** BEGIN DATA SUPPLIED **

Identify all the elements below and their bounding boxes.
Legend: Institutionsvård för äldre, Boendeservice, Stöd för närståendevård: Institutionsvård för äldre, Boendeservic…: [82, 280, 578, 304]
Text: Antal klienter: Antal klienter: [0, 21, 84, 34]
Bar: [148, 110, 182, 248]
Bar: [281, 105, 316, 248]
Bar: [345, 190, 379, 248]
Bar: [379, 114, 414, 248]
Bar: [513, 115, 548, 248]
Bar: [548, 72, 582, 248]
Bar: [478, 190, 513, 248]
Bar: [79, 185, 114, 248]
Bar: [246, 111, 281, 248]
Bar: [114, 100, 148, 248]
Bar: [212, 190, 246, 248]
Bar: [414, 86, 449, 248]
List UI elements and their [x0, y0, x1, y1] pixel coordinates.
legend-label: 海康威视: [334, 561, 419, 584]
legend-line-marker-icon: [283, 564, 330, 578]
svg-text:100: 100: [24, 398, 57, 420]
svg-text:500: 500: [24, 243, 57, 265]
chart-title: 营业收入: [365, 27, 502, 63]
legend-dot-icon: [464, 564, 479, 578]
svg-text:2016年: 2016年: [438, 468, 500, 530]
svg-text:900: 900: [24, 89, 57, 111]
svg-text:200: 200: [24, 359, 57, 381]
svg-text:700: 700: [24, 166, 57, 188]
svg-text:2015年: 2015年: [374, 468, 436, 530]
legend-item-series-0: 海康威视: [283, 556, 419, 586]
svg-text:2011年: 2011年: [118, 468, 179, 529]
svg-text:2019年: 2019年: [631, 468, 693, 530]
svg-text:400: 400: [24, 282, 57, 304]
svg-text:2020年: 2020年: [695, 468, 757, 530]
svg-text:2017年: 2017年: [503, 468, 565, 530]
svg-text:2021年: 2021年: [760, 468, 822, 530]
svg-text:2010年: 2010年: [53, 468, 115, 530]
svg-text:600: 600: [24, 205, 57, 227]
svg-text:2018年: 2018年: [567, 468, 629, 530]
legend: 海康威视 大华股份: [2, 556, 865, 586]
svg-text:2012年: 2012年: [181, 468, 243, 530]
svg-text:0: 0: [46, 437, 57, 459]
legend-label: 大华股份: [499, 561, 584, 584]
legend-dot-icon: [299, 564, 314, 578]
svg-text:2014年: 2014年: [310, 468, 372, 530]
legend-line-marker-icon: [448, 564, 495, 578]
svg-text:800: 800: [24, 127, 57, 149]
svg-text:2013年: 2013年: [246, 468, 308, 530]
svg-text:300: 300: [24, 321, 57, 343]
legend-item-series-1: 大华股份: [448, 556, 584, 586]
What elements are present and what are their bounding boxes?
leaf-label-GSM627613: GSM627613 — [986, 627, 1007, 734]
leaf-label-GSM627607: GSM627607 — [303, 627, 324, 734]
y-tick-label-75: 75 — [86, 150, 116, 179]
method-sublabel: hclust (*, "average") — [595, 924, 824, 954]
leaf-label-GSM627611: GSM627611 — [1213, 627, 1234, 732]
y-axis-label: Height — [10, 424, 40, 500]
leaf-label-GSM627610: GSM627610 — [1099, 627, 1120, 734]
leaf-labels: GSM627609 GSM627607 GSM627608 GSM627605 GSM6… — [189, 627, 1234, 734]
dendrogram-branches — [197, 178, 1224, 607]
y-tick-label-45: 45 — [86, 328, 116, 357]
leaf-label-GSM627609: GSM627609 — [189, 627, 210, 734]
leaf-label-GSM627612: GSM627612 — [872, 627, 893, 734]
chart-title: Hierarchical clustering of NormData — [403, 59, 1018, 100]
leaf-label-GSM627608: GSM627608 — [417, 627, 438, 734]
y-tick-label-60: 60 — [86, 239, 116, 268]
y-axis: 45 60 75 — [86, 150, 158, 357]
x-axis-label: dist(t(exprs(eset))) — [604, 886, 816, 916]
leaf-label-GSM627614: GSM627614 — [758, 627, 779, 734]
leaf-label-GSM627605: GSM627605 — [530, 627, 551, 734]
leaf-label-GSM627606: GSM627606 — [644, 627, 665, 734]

** END DATA SUPPLIED **

YOUR INSTRUCTIONS: Write out all the items above again, substituting "legend-point-icon" for each "legend-dot-icon" and leaving everything else unchanged.

ANSWER TO THIS EXERCISE:
Identify all the elements below and their bounding boxes.
Legend: Institutionsvård för äldre, Boendeservice, Stöd för närståendevård: Institutionsvård för äldre, Boendeservic…: [82, 280, 578, 304]
Text: Antal klienter: Antal klienter: [0, 21, 84, 34]
Bar: [148, 110, 182, 248]
Bar: [281, 105, 316, 248]
Bar: [345, 190, 379, 248]
Bar: [379, 114, 414, 248]
Bar: [513, 115, 548, 248]
Bar: [548, 72, 582, 248]
Bar: [478, 190, 513, 248]
Bar: [79, 185, 114, 248]
Bar: [246, 111, 281, 248]
Bar: [114, 100, 148, 248]
Bar: [212, 190, 246, 248]
Bar: [414, 86, 449, 248]
List UI elements and their [x0, y0, x1, y1] pixel coordinates.
legend-label: 海康威视: [334, 561, 419, 584]
legend-line-marker-icon: [283, 564, 330, 578]
svg-text:100: 100: [24, 398, 57, 420]
svg-text:500: 500: [24, 243, 57, 265]
chart-title: 营业收入: [365, 27, 502, 63]
legend-point-icon: [464, 564, 479, 578]
svg-text:2016年: 2016年: [438, 468, 500, 530]
svg-text:900: 900: [24, 89, 57, 111]
svg-text:200: 200: [24, 359, 57, 381]
svg-text:700: 700: [24, 166, 57, 188]
svg-text:2015年: 2015年: [374, 468, 436, 530]
legend-item-series-0: 海康威视: [283, 556, 419, 586]
svg-text:2011年: 2011年: [118, 468, 179, 529]
svg-text:2019年: 2019年: [631, 468, 693, 530]
svg-text:400: 400: [24, 282, 57, 304]
svg-text:2020年: 2020年: [695, 468, 757, 530]
svg-text:2017年: 2017年: [503, 468, 565, 530]
svg-text:2021年: 2021年: [760, 468, 822, 530]
svg-text:2010年: 2010年: [53, 468, 115, 530]
svg-text:600: 600: [24, 205, 57, 227]
svg-text:2018年: 2018年: [567, 468, 629, 530]
legend: 海康威视 大华股份: [2, 556, 865, 586]
svg-text:2012年: 2012年: [181, 468, 243, 530]
svg-text:0: 0: [46, 437, 57, 459]
legend-label: 大华股份: [499, 561, 584, 584]
legend-point-icon: [299, 564, 314, 578]
svg-text:2014年: 2014年: [310, 468, 372, 530]
legend-line-marker-icon: [448, 564, 495, 578]
svg-text:800: 800: [24, 127, 57, 149]
svg-text:2013年: 2013年: [246, 468, 308, 530]
svg-text:300: 300: [24, 321, 57, 343]
legend-item-series-1: 大华股份: [448, 556, 584, 586]
What elements are present and what are their bounding boxes?
leaf-label-GSM627613: GSM627613 — [986, 627, 1007, 734]
leaf-label-GSM627607: GSM627607 — [303, 627, 324, 734]
y-tick-label-75: 75 — [86, 150, 116, 179]
method-sublabel: hclust (*, "average") — [595, 924, 824, 954]
leaf-label-GSM627611: GSM627611 — [1213, 627, 1234, 732]
y-axis-label: Height — [10, 424, 40, 500]
leaf-label-GSM627610: GSM627610 — [1099, 627, 1120, 734]
leaf-labels: GSM627609 GSM627607 GSM627608 GSM627605 GSM6… — [189, 627, 1234, 734]
dendrogram-branches — [197, 178, 1224, 607]
y-tick-label-45: 45 — [86, 328, 116, 357]
leaf-label-GSM627609: GSM627609 — [189, 627, 210, 734]
leaf-label-GSM627612: GSM627612 — [872, 627, 893, 734]
chart-title: Hierarchical clustering of NormData — [403, 59, 1018, 100]
leaf-label-GSM627608: GSM627608 — [417, 627, 438, 734]
y-tick-label-60: 60 — [86, 239, 116, 268]
y-axis: 45 60 75 — [86, 150, 158, 357]
x-axis-label: dist(t(exprs(eset))) — [604, 886, 816, 916]
leaf-label-GSM627614: GSM627614 — [758, 627, 779, 734]
leaf-label-GSM627605: GSM627605 — [530, 627, 551, 734]
leaf-label-GSM627606: GSM627606 — [644, 627, 665, 734]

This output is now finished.